Output every entry exactly as written.

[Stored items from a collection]
####################

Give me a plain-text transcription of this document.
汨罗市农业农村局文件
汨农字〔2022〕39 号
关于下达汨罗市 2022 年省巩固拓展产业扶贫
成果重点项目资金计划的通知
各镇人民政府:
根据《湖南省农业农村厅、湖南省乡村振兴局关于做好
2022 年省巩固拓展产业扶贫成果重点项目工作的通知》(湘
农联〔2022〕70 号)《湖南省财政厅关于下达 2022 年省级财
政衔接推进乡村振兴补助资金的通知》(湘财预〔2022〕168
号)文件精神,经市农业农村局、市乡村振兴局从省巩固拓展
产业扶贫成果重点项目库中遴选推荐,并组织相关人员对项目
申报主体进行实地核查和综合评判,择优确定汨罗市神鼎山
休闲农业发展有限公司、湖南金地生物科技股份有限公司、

####################

## WORKED SOLUTION
Give me a plain-text transcription of this document.
汨罗市农业农村局文件
汨农字〔2022〕39 号
关于下达汨罗市 2022 年省巩固拓展产业扶贫
成果重点项目资金计划的通知
各镇人民政府:
根据《湖南省农业农村厅、湖南省乡村振兴局关于做好
2022 年省巩固拓展产业扶贫成果重点项目工作的通知》(湘
农联〔2022〕70 号)《湖南省财政厅关于下达 2022 年省级财
政衔接推进乡村振兴补助资金的通知》(湘财预〔2022〕168
号)文件精神,经市农业农村局、市乡村振兴局从省巩固拓展
产业扶贫成果重点项目库中遴选推荐,并组织相关人员对项目
申报主体进行实地核查和综合评判,择优确定汨罗市神鼎山
休闲农业发展有限公司、湖南金地生物科技股份有限公司、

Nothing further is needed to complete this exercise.